Figure record extracts
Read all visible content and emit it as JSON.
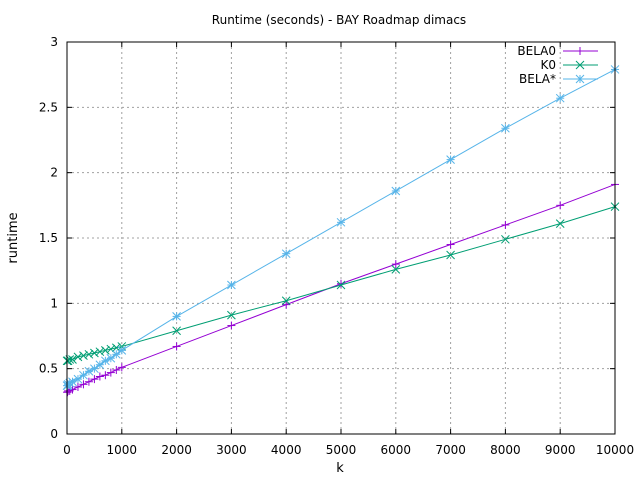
{
  "chart_data": {
    "type": "line",
    "title": "Runtime (seconds) - BAY Roadmap dimacs",
    "xlabel": "k",
    "ylabel": "runtime",
    "xlim": [
      0,
      10000
    ],
    "ylim": [
      0,
      3
    ],
    "xticks": [
      0,
      1000,
      2000,
      3000,
      4000,
      5000,
      6000,
      7000,
      8000,
      9000,
      10000
    ],
    "yticks": [
      0,
      0.5,
      1,
      1.5,
      2,
      2.5,
      3
    ],
    "xtick_labels": [
      "0",
      "1000",
      "2000",
      "3000",
      "4000",
      "5000",
      "6000",
      "7000",
      "8000",
      "9000",
      "10000"
    ],
    "ytick_labels": [
      "0",
      "0.5",
      "1",
      "1.5",
      "2",
      "2.5",
      "3"
    ],
    "grid": true,
    "legend_position": "top-right",
    "series": [
      {
        "name": "BELA0",
        "color": "#9400d3",
        "marker": "plus",
        "x": [
          1,
          10,
          20,
          50,
          100,
          200,
          300,
          400,
          500,
          600,
          700,
          800,
          900,
          1000,
          2000,
          3000,
          4000,
          5000,
          6000,
          7000,
          8000,
          9000,
          10000
        ],
        "y": [
          0.32,
          0.32,
          0.33,
          0.33,
          0.34,
          0.36,
          0.38,
          0.4,
          0.42,
          0.44,
          0.45,
          0.47,
          0.49,
          0.51,
          0.67,
          0.83,
          0.99,
          1.15,
          1.3,
          1.45,
          1.6,
          1.75,
          1.91
        ]
      },
      {
        "name": "K0",
        "color": "#009e73",
        "marker": "cross",
        "x": [
          1,
          10,
          20,
          50,
          100,
          200,
          300,
          400,
          500,
          600,
          700,
          800,
          900,
          1000,
          2000,
          3000,
          4000,
          5000,
          6000,
          7000,
          8000,
          9000,
          10000
        ],
        "y": [
          0.56,
          0.56,
          0.56,
          0.57,
          0.57,
          0.59,
          0.6,
          0.61,
          0.62,
          0.63,
          0.64,
          0.65,
          0.66,
          0.67,
          0.79,
          0.91,
          1.02,
          1.14,
          1.26,
          1.37,
          1.49,
          1.61,
          1.74
        ]
      },
      {
        "name": "BELA*",
        "color": "#56b4e9",
        "marker": "star",
        "x": [
          1,
          10,
          20,
          50,
          100,
          200,
          300,
          400,
          500,
          600,
          700,
          800,
          900,
          1000,
          2000,
          3000,
          4000,
          5000,
          6000,
          7000,
          8000,
          9000,
          10000
        ],
        "y": [
          0.37,
          0.37,
          0.38,
          0.39,
          0.4,
          0.42,
          0.45,
          0.48,
          0.5,
          0.53,
          0.56,
          0.58,
          0.61,
          0.64,
          0.9,
          1.14,
          1.38,
          1.62,
          1.86,
          2.1,
          2.34,
          2.57,
          2.79
        ]
      }
    ]
  }
}
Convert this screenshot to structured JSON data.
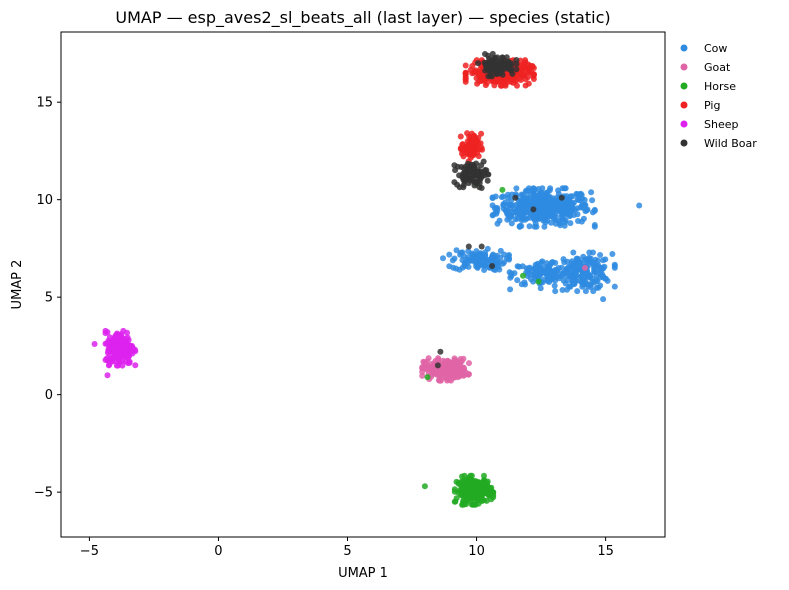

- [Exercise requirements] Identify and copy the lines holding the word "JSON".

- [Task solution]
Read all visible content and emit it as JSON.
Convert this screenshot to structured JSON data.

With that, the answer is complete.